_Problem statement_. Copy the records below line for line, changing nothing.

[Data to use start]

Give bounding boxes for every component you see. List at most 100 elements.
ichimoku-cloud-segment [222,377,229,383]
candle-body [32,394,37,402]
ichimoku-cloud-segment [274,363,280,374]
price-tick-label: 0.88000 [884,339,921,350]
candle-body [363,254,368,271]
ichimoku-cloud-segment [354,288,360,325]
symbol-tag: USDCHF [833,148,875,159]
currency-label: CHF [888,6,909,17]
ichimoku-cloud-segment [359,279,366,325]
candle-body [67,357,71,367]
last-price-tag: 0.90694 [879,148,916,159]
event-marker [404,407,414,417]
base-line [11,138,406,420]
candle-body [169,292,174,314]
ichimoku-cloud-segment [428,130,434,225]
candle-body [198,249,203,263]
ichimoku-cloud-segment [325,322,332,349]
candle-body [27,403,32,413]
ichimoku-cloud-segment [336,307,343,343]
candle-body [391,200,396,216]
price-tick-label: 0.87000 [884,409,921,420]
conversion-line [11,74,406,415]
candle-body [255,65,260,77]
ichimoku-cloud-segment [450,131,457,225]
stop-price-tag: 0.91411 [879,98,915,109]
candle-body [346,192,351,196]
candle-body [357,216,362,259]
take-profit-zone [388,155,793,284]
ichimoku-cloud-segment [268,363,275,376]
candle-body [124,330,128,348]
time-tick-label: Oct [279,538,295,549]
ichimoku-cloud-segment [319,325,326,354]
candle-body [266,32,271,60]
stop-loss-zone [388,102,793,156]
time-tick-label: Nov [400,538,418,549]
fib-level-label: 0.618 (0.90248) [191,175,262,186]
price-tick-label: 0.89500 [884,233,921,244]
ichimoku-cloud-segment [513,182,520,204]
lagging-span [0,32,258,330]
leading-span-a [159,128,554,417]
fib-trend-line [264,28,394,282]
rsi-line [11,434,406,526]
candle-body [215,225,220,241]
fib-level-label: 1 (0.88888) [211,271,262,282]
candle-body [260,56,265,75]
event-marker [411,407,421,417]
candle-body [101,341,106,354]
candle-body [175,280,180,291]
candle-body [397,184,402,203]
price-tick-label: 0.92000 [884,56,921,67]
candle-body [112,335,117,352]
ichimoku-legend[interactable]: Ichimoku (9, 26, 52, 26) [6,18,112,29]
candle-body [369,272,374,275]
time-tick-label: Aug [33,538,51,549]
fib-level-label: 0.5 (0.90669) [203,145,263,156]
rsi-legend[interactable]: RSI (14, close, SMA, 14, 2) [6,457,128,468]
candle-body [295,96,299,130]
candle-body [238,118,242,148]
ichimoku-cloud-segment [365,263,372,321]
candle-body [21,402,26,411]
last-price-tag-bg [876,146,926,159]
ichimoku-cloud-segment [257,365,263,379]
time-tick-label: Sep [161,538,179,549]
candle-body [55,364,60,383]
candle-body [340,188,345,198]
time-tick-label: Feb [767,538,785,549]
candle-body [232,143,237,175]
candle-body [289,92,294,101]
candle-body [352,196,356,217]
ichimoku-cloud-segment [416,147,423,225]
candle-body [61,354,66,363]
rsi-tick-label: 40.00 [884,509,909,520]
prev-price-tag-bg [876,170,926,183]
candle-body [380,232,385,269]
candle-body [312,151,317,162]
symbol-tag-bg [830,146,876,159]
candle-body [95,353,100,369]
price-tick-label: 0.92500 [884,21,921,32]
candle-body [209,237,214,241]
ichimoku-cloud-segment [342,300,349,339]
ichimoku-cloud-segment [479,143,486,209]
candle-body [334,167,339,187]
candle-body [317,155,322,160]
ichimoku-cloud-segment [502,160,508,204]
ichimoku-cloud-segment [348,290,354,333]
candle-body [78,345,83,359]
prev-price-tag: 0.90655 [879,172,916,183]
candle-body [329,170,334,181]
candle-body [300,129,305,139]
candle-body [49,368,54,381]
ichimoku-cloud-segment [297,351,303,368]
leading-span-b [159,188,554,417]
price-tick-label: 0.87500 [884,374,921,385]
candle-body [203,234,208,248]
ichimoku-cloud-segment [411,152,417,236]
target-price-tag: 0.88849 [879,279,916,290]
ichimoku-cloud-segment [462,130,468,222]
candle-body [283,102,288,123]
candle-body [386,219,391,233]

[Data to use end]

_Completed exercise_.
Give bounding boxes for every component you see. List at most 100 elements.
ichimoku-cloud-segment [222,377,229,383]
candle-body [32,394,37,402]
ichimoku-cloud-segment [274,363,280,374]
price-tick-label: 0.88000 [884,339,921,350]
candle-body [363,254,368,271]
ichimoku-cloud-segment [354,288,360,325]
symbol-tag: USDCHF [833,148,875,159]
currency-label: CHF [888,6,909,17]
ichimoku-cloud-segment [359,279,366,325]
candle-body [67,357,71,367]
last-price-tag: 0.90694 [879,148,916,159]
event-marker [404,407,414,417]
base-line [11,138,406,420]
candle-body [169,292,174,314]
ichimoku-cloud-segment [428,130,434,225]
candle-body [198,249,203,263]
ichimoku-cloud-segment [325,322,332,349]
candle-body [27,403,32,413]
ichimoku-cloud-segment [336,307,343,343]
candle-body [391,200,396,216]
price-tick-label: 0.87000 [884,409,921,420]
conversion-line [11,74,406,415]
candle-body [255,65,260,77]
ichimoku-cloud-segment [450,131,457,225]
stop-price-tag: 0.91411 [879,98,915,109]
candle-body [346,192,351,196]
candle-body [357,216,362,259]
take-profit-zone [388,155,793,284]
ichimoku-cloud-segment [268,363,275,376]
candle-body [124,330,128,348]
time-tick-label: Oct [279,538,295,549]
ichimoku-cloud-segment [319,325,326,354]
candle-body [266,32,271,60]
stop-loss-zone [388,102,793,156]
time-tick-label: Nov [400,538,418,549]
fib-level-label: 0.618 (0.90248) [191,175,262,186]
price-tick-label: 0.89500 [884,233,921,244]
ichimoku-cloud-segment [513,182,520,204]
lagging-span [0,32,258,330]
leading-span-a [159,128,554,417]
fib-trend-line [264,28,394,282]
rsi-line [11,434,406,526]
candle-body [215,225,220,241]
fib-level-label: 1 (0.88888) [211,271,262,282]
candle-body [260,56,265,75]
event-marker [411,407,421,417]
candle-body [101,341,106,354]
candle-body [175,280,180,291]
candle-body [397,184,402,203]
price-tick-label: 0.92000 [884,56,921,67]
candle-body [112,335,117,352]
ichimoku-legend[interactable]: Ichimoku (9, 26, 52, 26) [6,18,112,29]
candle-body [369,272,374,275]
time-tick-label: Aug [33,538,51,549]
fib-level-label: 0.5 (0.90669) [203,145,263,156]
rsi-legend[interactable]: RSI (14, close, SMA, 14, 2) [6,457,128,468]
candle-body [295,96,299,130]
candle-body [238,118,242,148]
ichimoku-cloud-segment [365,263,372,321]
candle-body [21,402,26,411]
last-price-tag-bg [876,146,926,159]
ichimoku-cloud-segment [257,365,263,379]
time-tick-label: Sep [161,538,179,549]
candle-body [55,364,60,383]
candle-body [340,188,345,198]
time-tick-label: Feb [767,538,785,549]
candle-body [232,143,237,175]
candle-body [289,92,294,101]
candle-body [352,196,356,217]
ichimoku-cloud-segment [416,147,423,225]
candle-body [61,354,66,363]
rsi-tick-label: 40.00 [884,509,909,520]
prev-price-tag-bg [876,170,926,183]
candle-body [380,232,385,269]
candle-body [312,151,317,162]
symbol-tag-bg [830,146,876,159]
candle-body [95,353,100,369]
price-tick-label: 0.92500 [884,21,921,32]
candle-body [209,237,214,241]
ichimoku-cloud-segment [342,300,349,339]
ichimoku-cloud-segment [479,143,486,209]
candle-body [334,167,339,187]
candle-body [317,155,322,160]
ichimoku-cloud-segment [502,160,508,204]
ichimoku-cloud-segment [348,290,354,333]
candle-body [78,345,83,359]
prev-price-tag: 0.90655 [879,172,916,183]
candle-body [329,170,334,181]
candle-body [300,129,305,139]
candle-body [49,368,54,381]
ichimoku-cloud-segment [297,351,303,368]
leading-span-b [159,188,554,417]
price-tick-label: 0.87500 [884,374,921,385]
candle-body [203,234,208,248]
ichimoku-cloud-segment [411,152,417,236]
target-price-tag: 0.88849 [879,279,916,290]
ichimoku-cloud-segment [462,130,468,222]
candle-body [283,102,288,123]
candle-body [386,219,391,233]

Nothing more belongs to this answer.